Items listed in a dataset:
▶

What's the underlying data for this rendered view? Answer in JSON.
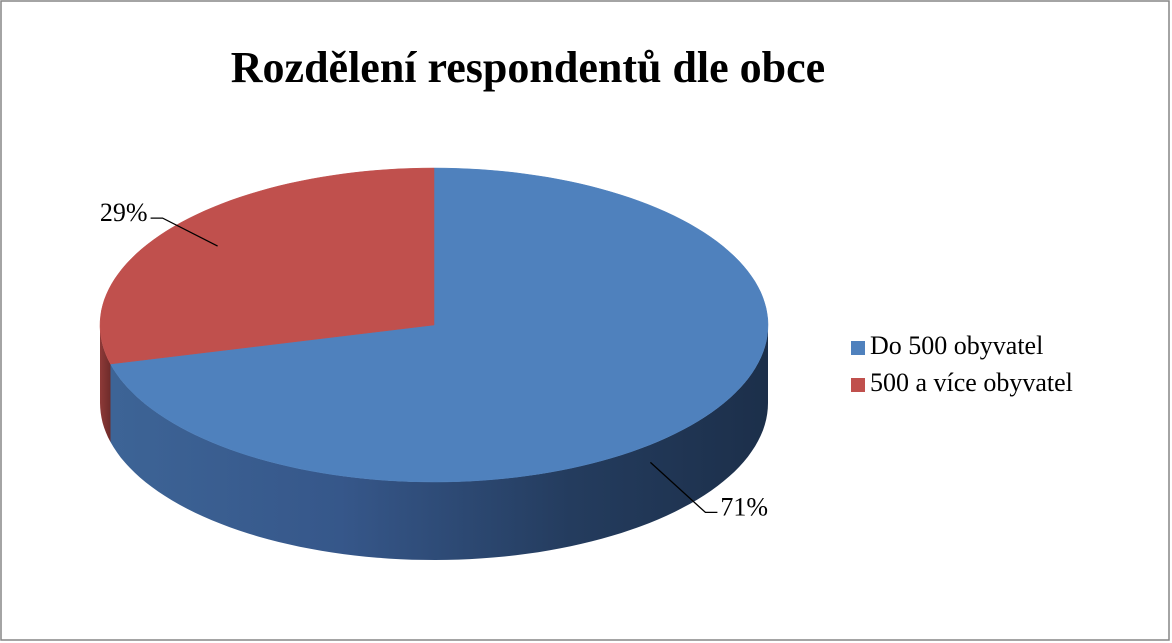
{
  "chart_data": {
    "type": "pie3d",
    "title": "Rozdělení respondentů dle obce",
    "categories": [
      "Do 500 obyvatel",
      "500 a více obyvatel"
    ],
    "values": [
      71,
      29
    ],
    "value_labels": [
      "71%",
      "29%"
    ],
    "colors": [
      "#4f81bd",
      "#c0504d"
    ],
    "legend": "right"
  }
}
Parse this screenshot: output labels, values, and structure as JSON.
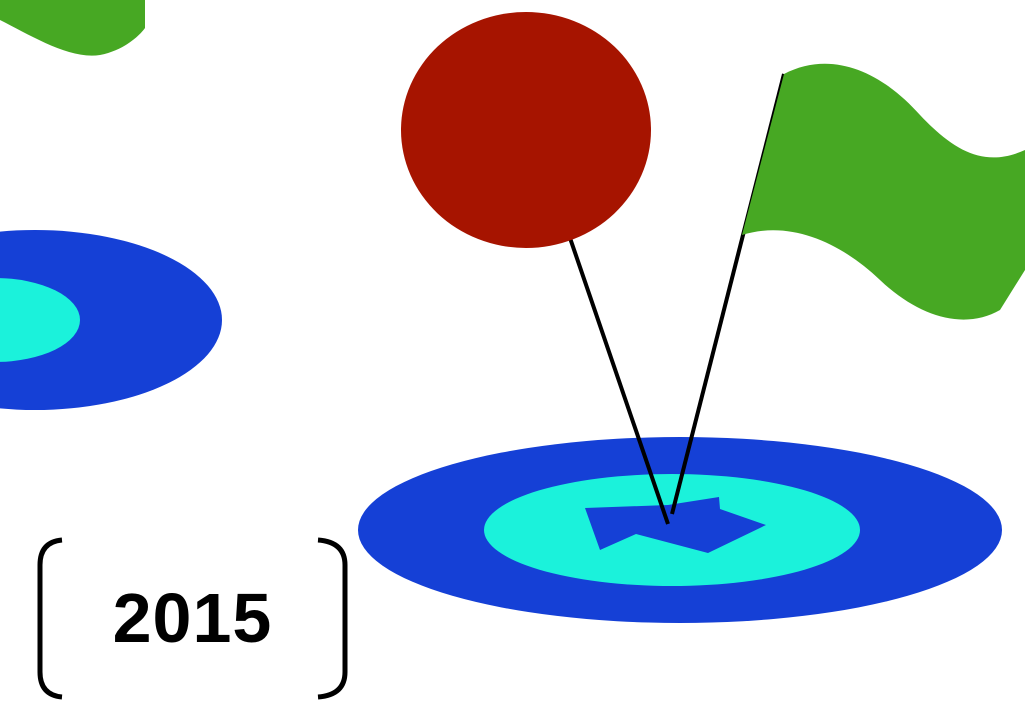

◀

> _WHAT IS ASKED_:
Copy the entries exactly. Leave out the images.

> _SOLUTION FOR THIS EXERCISE_:
What's the underlying data for this rendered view? Answer in JSON.
{
  "chart_data": {
    "type": "pie3d",
    "title": "Rozdělení respondentů dle obce",
    "categories": [
      "Do 500 obyvatel",
      "500 a více obyvatel"
    ],
    "values": [
      71,
      29
    ],
    "value_labels": [
      "71%",
      "29%"
    ],
    "colors": [
      "#4f81bd",
      "#c0504d"
    ],
    "legend": "right"
  }
}
Parse this screenshot: output labels, values, and structure as JSON.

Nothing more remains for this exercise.